··· SUPPLIED ENTRIES

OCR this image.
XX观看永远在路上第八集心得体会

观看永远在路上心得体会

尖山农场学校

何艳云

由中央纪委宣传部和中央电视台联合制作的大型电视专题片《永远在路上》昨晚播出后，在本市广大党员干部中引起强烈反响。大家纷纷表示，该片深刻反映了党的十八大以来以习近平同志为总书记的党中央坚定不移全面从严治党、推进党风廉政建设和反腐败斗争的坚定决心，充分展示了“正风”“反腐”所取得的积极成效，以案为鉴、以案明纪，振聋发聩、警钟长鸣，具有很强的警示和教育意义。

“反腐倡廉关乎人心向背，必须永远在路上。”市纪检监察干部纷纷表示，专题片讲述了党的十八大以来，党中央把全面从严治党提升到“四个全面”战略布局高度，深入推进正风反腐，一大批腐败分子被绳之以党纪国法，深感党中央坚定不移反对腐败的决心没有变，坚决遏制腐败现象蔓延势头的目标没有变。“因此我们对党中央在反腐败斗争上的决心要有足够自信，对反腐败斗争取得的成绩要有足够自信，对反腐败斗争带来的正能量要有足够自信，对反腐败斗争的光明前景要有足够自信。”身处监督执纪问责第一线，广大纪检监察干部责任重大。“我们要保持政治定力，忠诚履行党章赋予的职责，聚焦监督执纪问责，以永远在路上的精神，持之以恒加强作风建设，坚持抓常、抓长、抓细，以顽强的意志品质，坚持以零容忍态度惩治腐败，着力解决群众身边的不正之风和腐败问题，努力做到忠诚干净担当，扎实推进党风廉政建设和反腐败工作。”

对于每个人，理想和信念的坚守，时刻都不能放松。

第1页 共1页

······

[SHORT PROBLEM]
Retype all of the material, keeping each line exact.

[SOLUTION BELOW]
OCR this image.
XX观看永远在路上第八集心得体会

观看永远在路上心得体会

尖山农场学校

何艳云

由中央纪委宣传部和中央电视台联合制作的大型电视专题片《永远在路上》昨晚播出后，在本市广大党员干部中引起强烈反响。大家纷纷表示，该片深刻反映了党的十八大以来以习近平同志为总书记的党中央坚定不移全面从严治党、推进党风廉政建设和反腐败斗争的坚定决心，充分展示了“正风”“反腐”所取得的积极成效，以案为鉴、以案明纪，振聋发聩、警钟长鸣，具有很强的警示和教育意义。

“反腐倡廉关乎人心向背，必须永远在路上。”市纪检监察干部纷纷表示，专题片讲述了党的十八大以来，党中央把全面从严治党提升到“四个全面”战略布局高度，深入推进正风反腐，一大批腐败分子被绳之以党纪国法，深感党中央坚定不移反对腐败的决心没有变，坚决遏制腐败现象蔓延势头的目标没有变。“因此我们对党中央在反腐败斗争上的决心要有足够自信，对反腐败斗争取得的成绩要有足够自信，对反腐败斗争带来的正能量要有足够自信，对反腐败斗争的光明前景要有足够自信。”身处监督执纪问责第一线，广大纪检监察干部责任重大。“我们要保持政治定力，忠诚履行党章赋予的职责，聚焦监督执纪问责，以永远在路上的精神，持之以恒加强作风建设，坚持抓常、抓长、抓细，以顽强的意志品质，坚持以零容忍态度惩治腐败，着力解决群众身边的不正之风和腐败问题，努力做到忠诚干净担当，扎实推进党风廉政建设和反腐败工作。”

对于每个人，理想和信念的坚守，时刻都不能放松。

第1页 共1页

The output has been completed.